%%

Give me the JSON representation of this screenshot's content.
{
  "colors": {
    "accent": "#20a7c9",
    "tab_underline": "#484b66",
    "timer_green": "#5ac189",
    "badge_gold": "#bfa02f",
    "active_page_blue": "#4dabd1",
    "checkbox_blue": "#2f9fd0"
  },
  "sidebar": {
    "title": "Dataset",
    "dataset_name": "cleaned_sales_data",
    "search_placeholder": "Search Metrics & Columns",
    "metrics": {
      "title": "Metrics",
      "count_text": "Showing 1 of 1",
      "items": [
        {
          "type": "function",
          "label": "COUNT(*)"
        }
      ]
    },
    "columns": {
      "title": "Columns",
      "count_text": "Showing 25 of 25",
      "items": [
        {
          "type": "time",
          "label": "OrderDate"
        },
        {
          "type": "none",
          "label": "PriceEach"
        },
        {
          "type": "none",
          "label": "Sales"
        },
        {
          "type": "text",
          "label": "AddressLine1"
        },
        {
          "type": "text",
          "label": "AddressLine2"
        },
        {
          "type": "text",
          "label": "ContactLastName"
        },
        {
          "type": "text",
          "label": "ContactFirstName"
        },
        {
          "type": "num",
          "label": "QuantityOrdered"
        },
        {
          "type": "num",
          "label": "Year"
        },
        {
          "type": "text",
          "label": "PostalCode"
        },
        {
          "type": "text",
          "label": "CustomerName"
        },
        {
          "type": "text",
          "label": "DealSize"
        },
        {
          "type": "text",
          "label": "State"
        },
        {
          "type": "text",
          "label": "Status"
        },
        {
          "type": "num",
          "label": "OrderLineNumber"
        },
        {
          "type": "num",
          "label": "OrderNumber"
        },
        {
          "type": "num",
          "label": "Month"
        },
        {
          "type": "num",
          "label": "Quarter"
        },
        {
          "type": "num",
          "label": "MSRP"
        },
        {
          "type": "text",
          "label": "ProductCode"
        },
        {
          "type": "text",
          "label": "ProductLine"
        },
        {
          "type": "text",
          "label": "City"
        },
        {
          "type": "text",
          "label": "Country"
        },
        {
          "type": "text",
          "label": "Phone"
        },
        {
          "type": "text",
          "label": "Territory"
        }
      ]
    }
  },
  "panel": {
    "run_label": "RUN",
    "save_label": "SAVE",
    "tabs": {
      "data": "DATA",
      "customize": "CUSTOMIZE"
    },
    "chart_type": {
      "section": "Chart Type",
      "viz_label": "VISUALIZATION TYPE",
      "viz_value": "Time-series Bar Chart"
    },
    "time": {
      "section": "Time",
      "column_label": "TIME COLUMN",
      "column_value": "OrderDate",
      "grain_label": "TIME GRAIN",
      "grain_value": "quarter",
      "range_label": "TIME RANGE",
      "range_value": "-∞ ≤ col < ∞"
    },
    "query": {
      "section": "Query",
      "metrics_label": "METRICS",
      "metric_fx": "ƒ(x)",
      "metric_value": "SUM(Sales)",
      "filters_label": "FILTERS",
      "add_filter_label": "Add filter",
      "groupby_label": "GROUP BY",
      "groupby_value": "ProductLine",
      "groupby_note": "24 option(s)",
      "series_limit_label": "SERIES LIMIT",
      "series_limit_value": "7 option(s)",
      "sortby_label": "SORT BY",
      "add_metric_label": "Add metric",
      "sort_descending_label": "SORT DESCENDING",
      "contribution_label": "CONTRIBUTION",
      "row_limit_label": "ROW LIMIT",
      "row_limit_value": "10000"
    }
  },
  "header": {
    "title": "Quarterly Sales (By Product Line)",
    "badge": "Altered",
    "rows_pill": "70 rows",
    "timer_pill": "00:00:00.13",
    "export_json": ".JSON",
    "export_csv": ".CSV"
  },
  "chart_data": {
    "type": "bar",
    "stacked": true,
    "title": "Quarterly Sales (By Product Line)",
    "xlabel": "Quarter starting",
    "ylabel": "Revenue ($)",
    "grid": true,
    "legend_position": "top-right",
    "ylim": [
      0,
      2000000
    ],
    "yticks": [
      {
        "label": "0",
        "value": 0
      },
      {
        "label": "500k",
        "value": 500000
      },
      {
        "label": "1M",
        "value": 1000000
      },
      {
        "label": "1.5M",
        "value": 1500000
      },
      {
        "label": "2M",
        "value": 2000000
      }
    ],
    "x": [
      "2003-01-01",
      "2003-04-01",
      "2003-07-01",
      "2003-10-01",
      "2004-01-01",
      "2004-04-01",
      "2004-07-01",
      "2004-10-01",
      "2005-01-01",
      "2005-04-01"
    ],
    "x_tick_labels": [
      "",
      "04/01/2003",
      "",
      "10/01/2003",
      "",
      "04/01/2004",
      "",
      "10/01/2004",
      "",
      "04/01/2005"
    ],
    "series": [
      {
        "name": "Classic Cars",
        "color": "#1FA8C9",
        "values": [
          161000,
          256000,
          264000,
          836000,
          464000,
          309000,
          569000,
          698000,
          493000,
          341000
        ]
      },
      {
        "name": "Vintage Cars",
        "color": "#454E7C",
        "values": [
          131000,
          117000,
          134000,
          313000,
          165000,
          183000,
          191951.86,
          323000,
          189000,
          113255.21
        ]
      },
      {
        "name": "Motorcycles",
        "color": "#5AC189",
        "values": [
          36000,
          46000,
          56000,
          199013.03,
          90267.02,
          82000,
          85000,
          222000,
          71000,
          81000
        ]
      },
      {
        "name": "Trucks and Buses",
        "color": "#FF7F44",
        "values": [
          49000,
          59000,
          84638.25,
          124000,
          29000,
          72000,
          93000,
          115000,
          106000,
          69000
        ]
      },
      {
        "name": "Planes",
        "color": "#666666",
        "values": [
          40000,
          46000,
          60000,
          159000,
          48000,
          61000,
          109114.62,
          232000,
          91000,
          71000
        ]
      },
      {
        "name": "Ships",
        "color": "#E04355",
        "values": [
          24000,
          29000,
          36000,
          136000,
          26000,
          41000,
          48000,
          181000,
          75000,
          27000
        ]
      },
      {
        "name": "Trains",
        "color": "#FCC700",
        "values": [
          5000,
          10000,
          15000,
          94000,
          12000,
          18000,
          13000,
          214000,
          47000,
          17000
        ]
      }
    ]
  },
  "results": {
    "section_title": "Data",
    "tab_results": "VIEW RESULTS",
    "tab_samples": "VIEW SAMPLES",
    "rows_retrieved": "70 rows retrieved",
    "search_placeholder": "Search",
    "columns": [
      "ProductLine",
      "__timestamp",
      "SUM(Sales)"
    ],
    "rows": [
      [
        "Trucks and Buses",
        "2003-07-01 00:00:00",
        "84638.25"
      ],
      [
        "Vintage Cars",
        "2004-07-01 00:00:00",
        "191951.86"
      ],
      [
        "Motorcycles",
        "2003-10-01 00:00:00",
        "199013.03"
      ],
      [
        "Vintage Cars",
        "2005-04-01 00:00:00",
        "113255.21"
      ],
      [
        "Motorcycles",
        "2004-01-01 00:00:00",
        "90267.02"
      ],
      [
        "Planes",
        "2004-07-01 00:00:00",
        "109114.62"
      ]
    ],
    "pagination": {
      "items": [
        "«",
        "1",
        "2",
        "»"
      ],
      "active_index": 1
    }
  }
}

%%

Given exercise: Each line of the material must be restated exactly.

Answer to this exercise:
Give me the JSON representation of this screenshot's content.
{
  "colors": {
    "accent": "#20a7c9",
    "tab_underline": "#484b66",
    "timer_green": "#5ac189",
    "badge_gold": "#bfa02f",
    "active_page_blue": "#4dabd1",
    "checkbox_blue": "#2f9fd0"
  },
  "sidebar": {
    "title": "Dataset",
    "dataset_name": "cleaned_sales_data",
    "search_placeholder": "Search Metrics & Columns",
    "metrics": {
      "title": "Metrics",
      "count_text": "Showing 1 of 1",
      "items": [
        {
          "type": "function",
          "label": "COUNT(*)"
        }
      ]
    },
    "columns": {
      "title": "Columns",
      "count_text": "Showing 25 of 25",
      "items": [
        {
          "type": "time",
          "label": "OrderDate"
        },
        {
          "type": "none",
          "label": "PriceEach"
        },
        {
          "type": "none",
          "label": "Sales"
        },
        {
          "type": "text",
          "label": "AddressLine1"
        },
        {
          "type": "text",
          "label": "AddressLine2"
        },
        {
          "type": "text",
          "label": "ContactLastName"
        },
        {
          "type": "text",
          "label": "ContactFirstName"
        },
        {
          "type": "num",
          "label": "QuantityOrdered"
        },
        {
          "type": "num",
          "label": "Year"
        },
        {
          "type": "text",
          "label": "PostalCode"
        },
        {
          "type": "text",
          "label": "CustomerName"
        },
        {
          "type": "text",
          "label": "DealSize"
        },
        {
          "type": "text",
          "label": "State"
        },
        {
          "type": "text",
          "label": "Status"
        },
        {
          "type": "num",
          "label": "OrderLineNumber"
        },
        {
          "type": "num",
          "label": "OrderNumber"
        },
        {
          "type": "num",
          "label": "Month"
        },
        {
          "type": "num",
          "label": "Quarter"
        },
        {
          "type": "num",
          "label": "MSRP"
        },
        {
          "type": "text",
          "label": "ProductCode"
        },
        {
          "type": "text",
          "label": "ProductLine"
        },
        {
          "type": "text",
          "label": "City"
        },
        {
          "type": "text",
          "label": "Country"
        },
        {
          "type": "text",
          "label": "Phone"
        },
        {
          "type": "text",
          "label": "Territory"
        }
      ]
    }
  },
  "panel": {
    "run_label": "RUN",
    "save_label": "SAVE",
    "tabs": {
      "data": "DATA",
      "customize": "CUSTOMIZE"
    },
    "chart_type": {
      "section": "Chart Type",
      "viz_label": "VISUALIZATION TYPE",
      "viz_value": "Time-series Bar Chart"
    },
    "time": {
      "section": "Time",
      "column_label": "TIME COLUMN",
      "column_value": "OrderDate",
      "grain_label": "TIME GRAIN",
      "grain_value": "quarter",
      "range_label": "TIME RANGE",
      "range_value": "-∞ ≤ col < ∞"
    },
    "query": {
      "section": "Query",
      "metrics_label": "METRICS",
      "metric_fx": "ƒ(x)",
      "metric_value": "SUM(Sales)",
      "filters_label": "FILTERS",
      "add_filter_label": "Add filter",
      "groupby_label": "GROUP BY",
      "groupby_value": "ProductLine",
      "groupby_note": "24 option(s)",
      "series_limit_label": "SERIES LIMIT",
      "series_limit_value": "7 option(s)",
      "sortby_label": "SORT BY",
      "add_metric_label": "Add metric",
      "sort_descending_label": "SORT DESCENDING",
      "contribution_label": "CONTRIBUTION",
      "row_limit_label": "ROW LIMIT",
      "row_limit_value": "10000"
    }
  },
  "header": {
    "title": "Quarterly Sales (By Product Line)",
    "badge": "Altered",
    "rows_pill": "70 rows",
    "timer_pill": "00:00:00.13",
    "export_json": ".JSON",
    "export_csv": ".CSV"
  },
  "chart_data": {
    "type": "bar",
    "stacked": true,
    "title": "Quarterly Sales (By Product Line)",
    "xlabel": "Quarter starting",
    "ylabel": "Revenue ($)",
    "grid": true,
    "legend_position": "top-right",
    "ylim": [
      0,
      2000000
    ],
    "yticks": [
      {
        "label": "0",
        "value": 0
      },
      {
        "label": "500k",
        "value": 500000
      },
      {
        "label": "1M",
        "value": 1000000
      },
      {
        "label": "1.5M",
        "value": 1500000
      },
      {
        "label": "2M",
        "value": 2000000
      }
    ],
    "x": [
      "2003-01-01",
      "2003-04-01",
      "2003-07-01",
      "2003-10-01",
      "2004-01-01",
      "2004-04-01",
      "2004-07-01",
      "2004-10-01",
      "2005-01-01",
      "2005-04-01"
    ],
    "x_tick_labels": [
      "",
      "04/01/2003",
      "",
      "10/01/2003",
      "",
      "04/01/2004",
      "",
      "10/01/2004",
      "",
      "04/01/2005"
    ],
    "series": [
      {
        "name": "Classic Cars",
        "color": "#1FA8C9",
        "values": [
          161000,
          256000,
          264000,
          836000,
          464000,
          309000,
          569000,
          698000,
          493000,
          341000
        ]
      },
      {
        "name": "Vintage Cars",
        "color": "#454E7C",
        "values": [
          131000,
          117000,
          134000,
          313000,
          165000,
          183000,
          191951.86,
          323000,
          189000,
          113255.21
        ]
      },
      {
        "name": "Motorcycles",
        "color": "#5AC189",
        "values": [
          36000,
          46000,
          56000,
          199013.03,
          90267.02,
          82000,
          85000,
          222000,
          71000,
          81000
        ]
      },
      {
        "name": "Trucks and Buses",
        "color": "#FF7F44",
        "values": [
          49000,
          59000,
          84638.25,
          124000,
          29000,
          72000,
          93000,
          115000,
          106000,
          69000
        ]
      },
      {
        "name": "Planes",
        "color": "#666666",
        "values": [
          40000,
          46000,
          60000,
          159000,
          48000,
          61000,
          109114.62,
          232000,
          91000,
          71000
        ]
      },
      {
        "name": "Ships",
        "color": "#E04355",
        "values": [
          24000,
          29000,
          36000,
          136000,
          26000,
          41000,
          48000,
          181000,
          75000,
          27000
        ]
      },
      {
        "name": "Trains",
        "color": "#FCC700",
        "values": [
          5000,
          10000,
          15000,
          94000,
          12000,
          18000,
          13000,
          214000,
          47000,
          17000
        ]
      }
    ]
  },
  "results": {
    "section_title": "Data",
    "tab_results": "VIEW RESULTS",
    "tab_samples": "VIEW SAMPLES",
    "rows_retrieved": "70 rows retrieved",
    "search_placeholder": "Search",
    "columns": [
      "ProductLine",
      "__timestamp",
      "SUM(Sales)"
    ],
    "rows": [
      [
        "Trucks and Buses",
        "2003-07-01 00:00:00",
        "84638.25"
      ],
      [
        "Vintage Cars",
        "2004-07-01 00:00:00",
        "191951.86"
      ],
      [
        "Motorcycles",
        "2003-10-01 00:00:00",
        "199013.03"
      ],
      [
        "Vintage Cars",
        "2005-04-01 00:00:00",
        "113255.21"
      ],
      [
        "Motorcycles",
        "2004-01-01 00:00:00",
        "90267.02"
      ],
      [
        "Planes",
        "2004-07-01 00:00:00",
        "109114.62"
      ]
    ],
    "pagination": {
      "items": [
        "«",
        "1",
        "2",
        "»"
      ],
      "active_index": 1
    }
  }
}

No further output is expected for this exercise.